■ GIVEN TASK ■
What follows is a set of entries. Repeat them exactly, but not their pictures.

* start DATA TO USE *

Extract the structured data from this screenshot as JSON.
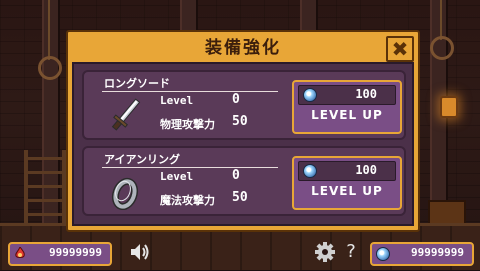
{
  "dialog": {
    "title": "装備強化",
    "close_label": "✖"
  },
  "items": [
    {
      "name": "ロングソード",
      "icon": "sword-icon",
      "level_label": "Level",
      "level_value": "0",
      "stat_label": "物理攻撃力",
      "stat_value": "50",
      "cost": "100",
      "upgrade_label": "LEVEL UP"
    },
    {
      "name": "アイアンリング",
      "icon": "ring-icon",
      "level_label": "Level",
      "level_value": "0",
      "stat_label": "魔法攻撃力",
      "stat_value": "50",
      "cost": "100",
      "upgrade_label": "LEVEL UP"
    }
  ],
  "hud": {
    "left_currency": {
      "icon": "soul-flame-icon",
      "value": "99999999"
    },
    "right_currency": {
      "icon": "gem-icon",
      "value": "99999999"
    },
    "sound_icon": "speaker-icon",
    "settings_icon": "gear-icon",
    "help_icon": "question-icon"
  },
  "colors": {
    "frame": "#e8a637",
    "panel": "#4b3049",
    "card": "#5a3a58",
    "button": "#7a4e86"
  }
}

* end DATA TO USE *

■ WORKED SOLUTION ■
Extract the structured data from this screenshot as JSON.
{
  "dialog": {
    "title": "装備強化",
    "close_label": "✖"
  },
  "items": [
    {
      "name": "ロングソード",
      "icon": "sword-icon",
      "level_label": "Level",
      "level_value": "0",
      "stat_label": "物理攻撃力",
      "stat_value": "50",
      "cost": "100",
      "upgrade_label": "LEVEL UP"
    },
    {
      "name": "アイアンリング",
      "icon": "ring-icon",
      "level_label": "Level",
      "level_value": "0",
      "stat_label": "魔法攻撃力",
      "stat_value": "50",
      "cost": "100",
      "upgrade_label": "LEVEL UP"
    }
  ],
  "hud": {
    "left_currency": {
      "icon": "soul-flame-icon",
      "value": "99999999"
    },
    "right_currency": {
      "icon": "gem-icon",
      "value": "99999999"
    },
    "sound_icon": "speaker-icon",
    "settings_icon": "gear-icon",
    "help_icon": "question-icon"
  },
  "colors": {
    "frame": "#e8a637",
    "panel": "#4b3049",
    "card": "#5a3a58",
    "button": "#7a4e86"
  }
}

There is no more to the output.